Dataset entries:
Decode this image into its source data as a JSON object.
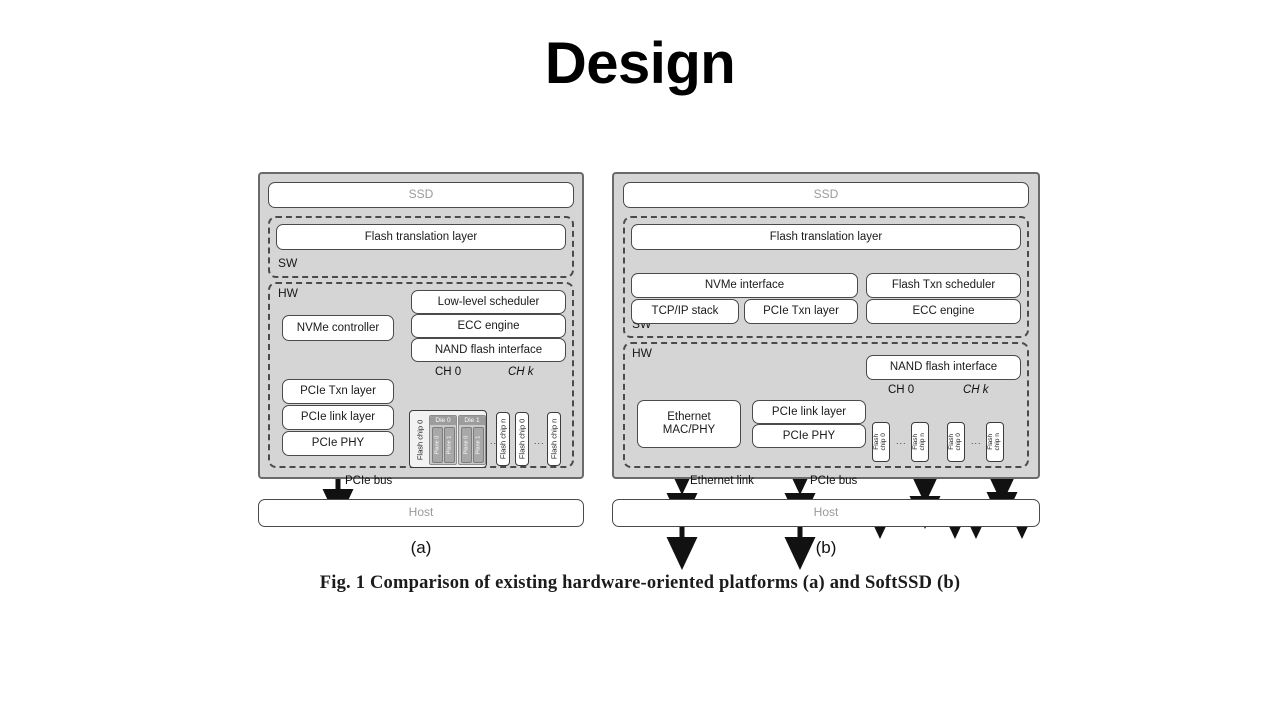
{
  "slide": {
    "title": "Design"
  },
  "figure": {
    "caption": "Fig. 1  Comparison of existing hardware-oriented platforms (a) and SoftSSD (b)",
    "panel_a": {
      "sublabel": "(a)",
      "ssd_label": "SSD",
      "host_label": "Host",
      "sw_label": "SW",
      "hw_label": "HW",
      "bus_label": "PCIe bus",
      "boxes": {
        "ftl": "Flash translation layer",
        "nvme_controller": "NVMe controller",
        "pcie_txn": "PCIe Txn layer",
        "pcie_link": "PCIe link layer",
        "pcie_phy": "PCIe PHY",
        "low_level_scheduler": "Low-level scheduler",
        "ecc_engine": "ECC engine",
        "nand_flash_interface": "NAND flash interface"
      },
      "channels": {
        "ch0": "CH 0",
        "chk": "CH k"
      },
      "flash": {
        "chip0": "Flash chip 0",
        "chipn": "Flash chip n",
        "die0": "Die 0",
        "die1": "Die 1",
        "plane0": "Plane 0",
        "plane1": "Plane 1",
        "ellipsis": "..."
      }
    },
    "panel_b": {
      "sublabel": "(b)",
      "ssd_label": "SSD",
      "host_label": "Host",
      "sw_label": "SW",
      "hw_label": "HW",
      "ethernet_link_label": "Ethernet link",
      "bus_label": "PCIe bus",
      "boxes": {
        "ftl": "Flash translation layer",
        "nvme_interface": "NVMe interface",
        "flash_txn_scheduler": "Flash Txn scheduler",
        "tcpip_stack": "TCP/IP stack",
        "pcie_txn": "PCIe Txn layer",
        "ecc_engine": "ECC engine",
        "nand_flash_interface": "NAND flash interface",
        "ethernet_mac_phy_line1": "Ethernet",
        "ethernet_mac_phy_line2": "MAC/PHY",
        "pcie_link": "PCIe link layer",
        "pcie_phy": "PCIe PHY"
      },
      "channels": {
        "ch0": "CH 0",
        "chk": "CH k"
      },
      "flash": {
        "chip_line1": "Flash",
        "chip0_line2": "chip 0",
        "chipn_line2": "chip n",
        "ellipsis": "..."
      }
    }
  },
  "colors": {
    "panel_bg": "#d5d5d5",
    "panel_border": "#6a6a6a",
    "box_fill": "#ffffff",
    "box_border": "#4a4a4a",
    "arrow": "#111111",
    "muted_text": "#9a9a9a"
  }
}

→ Do this: Reproduce the whole listing exactly, but not the images in it.

→ Response:
Decode this image into its source data as a JSON object.
{
  "slide": {
    "title": "Design"
  },
  "figure": {
    "caption": "Fig. 1  Comparison of existing hardware-oriented platforms (a) and SoftSSD (b)",
    "panel_a": {
      "sublabel": "(a)",
      "ssd_label": "SSD",
      "host_label": "Host",
      "sw_label": "SW",
      "hw_label": "HW",
      "bus_label": "PCIe bus",
      "boxes": {
        "ftl": "Flash translation layer",
        "nvme_controller": "NVMe controller",
        "pcie_txn": "PCIe Txn layer",
        "pcie_link": "PCIe link layer",
        "pcie_phy": "PCIe PHY",
        "low_level_scheduler": "Low-level scheduler",
        "ecc_engine": "ECC engine",
        "nand_flash_interface": "NAND flash interface"
      },
      "channels": {
        "ch0": "CH 0",
        "chk": "CH k"
      },
      "flash": {
        "chip0": "Flash chip 0",
        "chipn": "Flash chip n",
        "die0": "Die 0",
        "die1": "Die 1",
        "plane0": "Plane 0",
        "plane1": "Plane 1",
        "ellipsis": "..."
      }
    },
    "panel_b": {
      "sublabel": "(b)",
      "ssd_label": "SSD",
      "host_label": "Host",
      "sw_label": "SW",
      "hw_label": "HW",
      "ethernet_link_label": "Ethernet link",
      "bus_label": "PCIe bus",
      "boxes": {
        "ftl": "Flash translation layer",
        "nvme_interface": "NVMe interface",
        "flash_txn_scheduler": "Flash Txn scheduler",
        "tcpip_stack": "TCP/IP stack",
        "pcie_txn": "PCIe Txn layer",
        "ecc_engine": "ECC engine",
        "nand_flash_interface": "NAND flash interface",
        "ethernet_mac_phy_line1": "Ethernet",
        "ethernet_mac_phy_line2": "MAC/PHY",
        "pcie_link": "PCIe link layer",
        "pcie_phy": "PCIe PHY"
      },
      "channels": {
        "ch0": "CH 0",
        "chk": "CH k"
      },
      "flash": {
        "chip_line1": "Flash",
        "chip0_line2": "chip 0",
        "chipn_line2": "chip n",
        "ellipsis": "..."
      }
    }
  },
  "colors": {
    "panel_bg": "#d5d5d5",
    "panel_border": "#6a6a6a",
    "box_fill": "#ffffff",
    "box_border": "#4a4a4a",
    "arrow": "#111111",
    "muted_text": "#9a9a9a"
  }
}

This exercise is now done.